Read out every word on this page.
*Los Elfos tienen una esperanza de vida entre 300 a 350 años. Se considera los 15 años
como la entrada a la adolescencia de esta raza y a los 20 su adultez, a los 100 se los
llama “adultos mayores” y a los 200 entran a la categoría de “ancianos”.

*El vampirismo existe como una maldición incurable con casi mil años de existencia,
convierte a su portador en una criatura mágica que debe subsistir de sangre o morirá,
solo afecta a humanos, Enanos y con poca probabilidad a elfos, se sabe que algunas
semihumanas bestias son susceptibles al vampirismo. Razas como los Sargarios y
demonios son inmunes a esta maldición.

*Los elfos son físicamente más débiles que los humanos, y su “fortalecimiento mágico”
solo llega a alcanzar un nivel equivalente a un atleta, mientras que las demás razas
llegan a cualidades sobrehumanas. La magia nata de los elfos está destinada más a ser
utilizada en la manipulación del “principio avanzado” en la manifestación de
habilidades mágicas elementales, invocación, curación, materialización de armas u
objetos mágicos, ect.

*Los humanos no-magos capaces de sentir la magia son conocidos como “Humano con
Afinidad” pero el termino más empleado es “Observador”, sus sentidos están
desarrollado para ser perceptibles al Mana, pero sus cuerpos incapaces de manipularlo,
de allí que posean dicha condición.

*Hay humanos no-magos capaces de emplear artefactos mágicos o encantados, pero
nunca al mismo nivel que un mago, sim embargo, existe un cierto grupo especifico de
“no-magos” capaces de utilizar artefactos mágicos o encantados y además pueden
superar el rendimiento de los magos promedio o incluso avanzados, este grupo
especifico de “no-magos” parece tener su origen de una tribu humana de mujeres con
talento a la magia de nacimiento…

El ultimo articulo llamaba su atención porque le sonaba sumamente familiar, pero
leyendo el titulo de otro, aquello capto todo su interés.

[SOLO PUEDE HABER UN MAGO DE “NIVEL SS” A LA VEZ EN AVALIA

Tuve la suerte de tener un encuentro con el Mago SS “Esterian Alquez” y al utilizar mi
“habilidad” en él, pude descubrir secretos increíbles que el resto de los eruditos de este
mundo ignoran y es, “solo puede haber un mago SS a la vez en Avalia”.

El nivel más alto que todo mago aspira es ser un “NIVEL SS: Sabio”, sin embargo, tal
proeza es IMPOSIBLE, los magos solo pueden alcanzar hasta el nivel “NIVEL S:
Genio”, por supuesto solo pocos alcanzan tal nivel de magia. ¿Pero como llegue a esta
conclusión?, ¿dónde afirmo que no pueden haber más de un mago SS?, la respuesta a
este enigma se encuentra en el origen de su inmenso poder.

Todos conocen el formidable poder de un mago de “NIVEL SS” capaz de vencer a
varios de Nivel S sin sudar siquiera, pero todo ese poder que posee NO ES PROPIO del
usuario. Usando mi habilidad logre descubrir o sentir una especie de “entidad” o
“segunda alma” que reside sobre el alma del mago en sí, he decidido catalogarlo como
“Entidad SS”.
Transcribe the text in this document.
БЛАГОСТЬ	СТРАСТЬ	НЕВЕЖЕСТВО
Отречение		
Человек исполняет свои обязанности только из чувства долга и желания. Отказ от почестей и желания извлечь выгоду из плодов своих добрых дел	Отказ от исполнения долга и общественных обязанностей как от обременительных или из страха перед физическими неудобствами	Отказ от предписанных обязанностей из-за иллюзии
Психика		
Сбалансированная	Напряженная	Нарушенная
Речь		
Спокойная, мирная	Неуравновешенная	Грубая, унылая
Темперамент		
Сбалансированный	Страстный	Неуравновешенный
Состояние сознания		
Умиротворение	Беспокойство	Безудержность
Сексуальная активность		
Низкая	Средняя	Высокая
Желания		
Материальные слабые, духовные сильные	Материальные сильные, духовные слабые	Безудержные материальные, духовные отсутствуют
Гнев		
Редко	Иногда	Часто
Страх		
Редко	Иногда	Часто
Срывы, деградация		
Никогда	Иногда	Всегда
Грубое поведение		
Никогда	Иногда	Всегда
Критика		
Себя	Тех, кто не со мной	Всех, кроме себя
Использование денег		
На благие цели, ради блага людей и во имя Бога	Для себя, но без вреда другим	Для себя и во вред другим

- The request -
Write out the full set of records exactly as given.

- Full answer -
Read out every word on this page.
*Los Elfos tienen una esperanza de vida entre 300 a 350 años. Se considera los 15 años
como la entrada a la adolescencia de esta raza y a los 20 su adultez, a los 100 se los
llama “adultos mayores” y a los 200 entran a la categoría de “ancianos”.

*El vampirismo existe como una maldición incurable con casi mil años de existencia,
convierte a su portador en una criatura mágica que debe subsistir de sangre o morirá,
solo afecta a humanos, Enanos y con poca probabilidad a elfos, se sabe que algunas
semihumanas bestias son susceptibles al vampirismo. Razas como los Sargarios y
demonios son inmunes a esta maldición.

*Los elfos son físicamente más débiles que los humanos, y su “fortalecimiento mágico”
solo llega a alcanzar un nivel equivalente a un atleta, mientras que las demás razas
llegan a cualidades sobrehumanas. La magia nata de los elfos está destinada más a ser
utilizada en la manipulación del “principio avanzado” en la manifestación de
habilidades mágicas elementales, invocación, curación, materialización de armas u
objetos mágicos, ect.

*Los humanos no-magos capaces de sentir la magia son conocidos como “Humano con
Afinidad” pero el termino más empleado es “Observador”, sus sentidos están
desarrollado para ser perceptibles al Mana, pero sus cuerpos incapaces de manipularlo,
de allí que posean dicha condición.

*Hay humanos no-magos capaces de emplear artefactos mágicos o encantados, pero
nunca al mismo nivel que un mago, sim embargo, existe un cierto grupo especifico de
“no-magos” capaces de utilizar artefactos mágicos o encantados y además pueden
superar el rendimiento de los magos promedio o incluso avanzados, este grupo
especifico de “no-magos” parece tener su origen de una tribu humana de mujeres con
talento a la magia de nacimiento…

El ultimo articulo llamaba su atención porque le sonaba sumamente familiar, pero
leyendo el titulo de otro, aquello capto todo su interés.

[SOLO PUEDE HABER UN MAGO DE “NIVEL SS” A LA VEZ EN AVALIA

Tuve la suerte de tener un encuentro con el Mago SS “Esterian Alquez” y al utilizar mi
“habilidad” en él, pude descubrir secretos increíbles que el resto de los eruditos de este
mundo ignoran y es, “solo puede haber un mago SS a la vez en Avalia”.

El nivel más alto que todo mago aspira es ser un “NIVEL SS: Sabio”, sin embargo, tal
proeza es IMPOSIBLE, los magos solo pueden alcanzar hasta el nivel “NIVEL S:
Genio”, por supuesto solo pocos alcanzan tal nivel de magia. ¿Pero como llegue a esta
conclusión?, ¿dónde afirmo que no pueden haber más de un mago SS?, la respuesta a
este enigma se encuentra en el origen de su inmenso poder.

Todos conocen el formidable poder de un mago de “NIVEL SS” capaz de vencer a
varios de Nivel S sin sudar siquiera, pero todo ese poder que posee NO ES PROPIO del
usuario. Usando mi habilidad logre descubrir o sentir una especie de “entidad” o
“segunda alma” que reside sobre el alma del mago en sí, he decidido catalogarlo como
“Entidad SS”.
Transcribe the text in this document.
БЛАГОСТЬ	СТРАСТЬ	НЕВЕЖЕСТВО
Отречение		
Человек исполняет свои обязанности только из чувства долга и желания. Отказ от почестей и желания извлечь выгоду из плодов своих добрых дел	Отказ от исполнения долга и общественных обязанностей как от обременительных или из страха перед физическими неудобствами	Отказ от предписанных обязанностей из-за иллюзии
Психика		
Сбалансированная	Напряженная	Нарушенная
Речь		
Спокойная, мирная	Неуравновешенная	Грубая, унылая
Темперамент		
Сбалансированный	Страстный	Неуравновешенный
Состояние сознания		
Умиротворение	Беспокойство	Безудержность
Сексуальная активность		
Низкая	Средняя	Высокая
Желания		
Материальные слабые, духовные сильные	Материальные сильные, духовные слабые	Безудержные материальные, духовные отсутствуют
Гнев		
Редко	Иногда	Часто
Страх		
Редко	Иногда	Часто
Срывы, деградация		
Никогда	Иногда	Всегда
Грубое поведение		
Никогда	Иногда	Всегда
Критика		
Себя	Тех, кто не со мной	Всех, кроме себя
Использование денег		
На благие цели, ради блага людей и во имя Бога	Для себя, но без вреда другим	Для себя и во вред другим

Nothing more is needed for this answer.